Some records:
..............................
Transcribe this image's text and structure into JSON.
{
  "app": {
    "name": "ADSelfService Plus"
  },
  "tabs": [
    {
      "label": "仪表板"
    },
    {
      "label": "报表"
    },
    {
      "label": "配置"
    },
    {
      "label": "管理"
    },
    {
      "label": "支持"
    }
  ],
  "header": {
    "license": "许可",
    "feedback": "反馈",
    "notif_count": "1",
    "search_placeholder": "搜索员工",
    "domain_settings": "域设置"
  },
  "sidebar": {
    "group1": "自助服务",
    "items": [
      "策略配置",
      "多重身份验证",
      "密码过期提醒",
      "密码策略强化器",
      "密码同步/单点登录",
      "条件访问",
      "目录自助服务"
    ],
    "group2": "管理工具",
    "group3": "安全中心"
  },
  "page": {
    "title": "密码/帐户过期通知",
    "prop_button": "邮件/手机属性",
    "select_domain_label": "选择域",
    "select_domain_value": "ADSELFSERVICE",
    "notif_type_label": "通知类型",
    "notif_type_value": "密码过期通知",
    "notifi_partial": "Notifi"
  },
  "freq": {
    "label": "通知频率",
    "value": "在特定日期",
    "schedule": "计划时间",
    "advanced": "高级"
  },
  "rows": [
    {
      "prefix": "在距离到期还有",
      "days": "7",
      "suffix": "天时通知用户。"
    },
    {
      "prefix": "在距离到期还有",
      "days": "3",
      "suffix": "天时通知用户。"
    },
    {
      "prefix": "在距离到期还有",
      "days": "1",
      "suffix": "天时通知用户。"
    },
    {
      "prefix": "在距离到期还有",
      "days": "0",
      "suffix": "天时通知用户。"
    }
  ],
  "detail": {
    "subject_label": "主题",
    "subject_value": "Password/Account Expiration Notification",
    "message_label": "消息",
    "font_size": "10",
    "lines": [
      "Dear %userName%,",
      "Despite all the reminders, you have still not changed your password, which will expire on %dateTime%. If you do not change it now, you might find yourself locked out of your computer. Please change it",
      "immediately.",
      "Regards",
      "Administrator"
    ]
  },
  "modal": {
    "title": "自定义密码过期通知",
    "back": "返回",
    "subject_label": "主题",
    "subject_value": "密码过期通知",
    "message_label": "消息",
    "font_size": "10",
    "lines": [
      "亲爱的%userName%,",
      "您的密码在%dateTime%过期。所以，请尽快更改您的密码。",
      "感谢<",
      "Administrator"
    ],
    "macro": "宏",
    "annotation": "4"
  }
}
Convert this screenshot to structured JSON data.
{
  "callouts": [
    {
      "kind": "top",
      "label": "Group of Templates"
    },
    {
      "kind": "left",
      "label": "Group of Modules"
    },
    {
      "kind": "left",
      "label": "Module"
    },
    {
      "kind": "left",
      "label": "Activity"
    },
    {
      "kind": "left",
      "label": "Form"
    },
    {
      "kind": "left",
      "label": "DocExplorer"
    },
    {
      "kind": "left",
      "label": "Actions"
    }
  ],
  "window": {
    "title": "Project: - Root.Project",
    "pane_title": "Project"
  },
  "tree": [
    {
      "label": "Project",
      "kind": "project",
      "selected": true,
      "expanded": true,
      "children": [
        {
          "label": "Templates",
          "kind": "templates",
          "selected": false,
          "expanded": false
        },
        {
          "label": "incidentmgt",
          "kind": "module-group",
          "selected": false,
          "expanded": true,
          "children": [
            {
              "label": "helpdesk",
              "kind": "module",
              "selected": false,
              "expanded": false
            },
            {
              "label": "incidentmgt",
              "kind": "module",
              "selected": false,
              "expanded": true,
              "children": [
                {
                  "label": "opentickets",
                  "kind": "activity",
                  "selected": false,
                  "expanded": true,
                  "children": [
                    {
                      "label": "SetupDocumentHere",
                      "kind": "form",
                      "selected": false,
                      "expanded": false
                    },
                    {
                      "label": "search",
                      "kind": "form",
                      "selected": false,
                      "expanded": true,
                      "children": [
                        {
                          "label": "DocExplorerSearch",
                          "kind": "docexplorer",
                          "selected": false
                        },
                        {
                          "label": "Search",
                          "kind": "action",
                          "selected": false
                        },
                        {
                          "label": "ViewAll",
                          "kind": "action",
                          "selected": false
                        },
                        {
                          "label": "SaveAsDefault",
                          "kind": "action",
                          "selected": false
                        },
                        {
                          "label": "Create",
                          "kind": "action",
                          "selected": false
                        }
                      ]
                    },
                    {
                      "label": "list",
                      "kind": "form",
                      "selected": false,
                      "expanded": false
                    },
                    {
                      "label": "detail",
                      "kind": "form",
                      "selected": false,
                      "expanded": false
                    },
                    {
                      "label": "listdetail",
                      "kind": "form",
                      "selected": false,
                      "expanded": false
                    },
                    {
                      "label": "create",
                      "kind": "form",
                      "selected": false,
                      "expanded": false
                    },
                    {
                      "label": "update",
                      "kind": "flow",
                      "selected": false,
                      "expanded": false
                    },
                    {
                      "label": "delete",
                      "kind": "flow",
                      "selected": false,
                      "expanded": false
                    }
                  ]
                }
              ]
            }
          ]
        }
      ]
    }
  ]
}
..............................
- REQUIREMENTS -
Print all the data exactly.

- FINISHED EXERCISE -
Transcribe this image's text and structure into JSON.
{
  "app": {
    "name": "ADSelfService Plus"
  },
  "tabs": [
    {
      "label": "仪表板"
    },
    {
      "label": "报表"
    },
    {
      "label": "配置"
    },
    {
      "label": "管理"
    },
    {
      "label": "支持"
    }
  ],
  "header": {
    "license": "许可",
    "feedback": "反馈",
    "notif_count": "1",
    "search_placeholder": "搜索员工",
    "domain_settings": "域设置"
  },
  "sidebar": {
    "group1": "自助服务",
    "items": [
      "策略配置",
      "多重身份验证",
      "密码过期提醒",
      "密码策略强化器",
      "密码同步/单点登录",
      "条件访问",
      "目录自助服务"
    ],
    "group2": "管理工具",
    "group3": "安全中心"
  },
  "page": {
    "title": "密码/帐户过期通知",
    "prop_button": "邮件/手机属性",
    "select_domain_label": "选择域",
    "select_domain_value": "ADSELFSERVICE",
    "notif_type_label": "通知类型",
    "notif_type_value": "密码过期通知",
    "notifi_partial": "Notifi"
  },
  "freq": {
    "label": "通知频率",
    "value": "在特定日期",
    "schedule": "计划时间",
    "advanced": "高级"
  },
  "rows": [
    {
      "prefix": "在距离到期还有",
      "days": "7",
      "suffix": "天时通知用户。"
    },
    {
      "prefix": "在距离到期还有",
      "days": "3",
      "suffix": "天时通知用户。"
    },
    {
      "prefix": "在距离到期还有",
      "days": "1",
      "suffix": "天时通知用户。"
    },
    {
      "prefix": "在距离到期还有",
      "days": "0",
      "suffix": "天时通知用户。"
    }
  ],
  "detail": {
    "subject_label": "主题",
    "subject_value": "Password/Account Expiration Notification",
    "message_label": "消息",
    "font_size": "10",
    "lines": [
      "Dear %userName%,",
      "Despite all the reminders, you have still not changed your password, which will expire on %dateTime%. If you do not change it now, you might find yourself locked out of your computer. Please change it",
      "immediately.",
      "Regards",
      "Administrator"
    ]
  },
  "modal": {
    "title": "自定义密码过期通知",
    "back": "返回",
    "subject_label": "主题",
    "subject_value": "密码过期通知",
    "message_label": "消息",
    "font_size": "10",
    "lines": [
      "亲爱的%userName%,",
      "您的密码在%dateTime%过期。所以，请尽快更改您的密码。",
      "感谢<",
      "Administrator"
    ],
    "macro": "宏",
    "annotation": "4"
  }
}
Convert this screenshot to structured JSON data.
{
  "callouts": [
    {
      "kind": "top",
      "label": "Group of Templates"
    },
    {
      "kind": "left",
      "label": "Group of Modules"
    },
    {
      "kind": "left",
      "label": "Module"
    },
    {
      "kind": "left",
      "label": "Activity"
    },
    {
      "kind": "left",
      "label": "Form"
    },
    {
      "kind": "left",
      "label": "DocExplorer"
    },
    {
      "kind": "left",
      "label": "Actions"
    }
  ],
  "window": {
    "title": "Project: - Root.Project",
    "pane_title": "Project"
  },
  "tree": [
    {
      "label": "Project",
      "kind": "project",
      "selected": true,
      "expanded": true,
      "children": [
        {
          "label": "Templates",
          "kind": "templates",
          "selected": false,
          "expanded": false
        },
        {
          "label": "incidentmgt",
          "kind": "module-group",
          "selected": false,
          "expanded": true,
          "children": [
            {
              "label": "helpdesk",
              "kind": "module",
              "selected": false,
              "expanded": false
            },
            {
              "label": "incidentmgt",
              "kind": "module",
              "selected": false,
              "expanded": true,
              "children": [
                {
                  "label": "opentickets",
                  "kind": "activity",
                  "selected": false,
                  "expanded": true,
                  "children": [
                    {
                      "label": "SetupDocumentHere",
                      "kind": "form",
                      "selected": false,
                      "expanded": false
                    },
                    {
                      "label": "search",
                      "kind": "form",
                      "selected": false,
                      "expanded": true,
                      "children": [
                        {
                          "label": "DocExplorerSearch",
                          "kind": "docexplorer",
                          "selected": false
                        },
                        {
                          "label": "Search",
                          "kind": "action",
                          "selected": false
                        },
                        {
                          "label": "ViewAll",
                          "kind": "action",
                          "selected": false
                        },
                        {
                          "label": "SaveAsDefault",
                          "kind": "action",
                          "selected": false
                        },
                        {
                          "label": "Create",
                          "kind": "action",
                          "selected": false
                        }
                      ]
                    },
                    {
                      "label": "list",
                      "kind": "form",
                      "selected": false,
                      "expanded": false
                    },
                    {
                      "label": "detail",
                      "kind": "form",
                      "selected": false,
                      "expanded": false
                    },
                    {
                      "label": "listdetail",
                      "kind": "form",
                      "selected": false,
                      "expanded": false
                    },
                    {
                      "label": "create",
                      "kind": "form",
                      "selected": false,
                      "expanded": false
                    },
                    {
                      "label": "update",
                      "kind": "flow",
                      "selected": false,
                      "expanded": false
                    },
                    {
                      "label": "delete",
                      "kind": "flow",
                      "selected": false,
                      "expanded": false
                    }
                  ]
                }
              ]
            }
          ]
        }
      ]
    }
  ]
}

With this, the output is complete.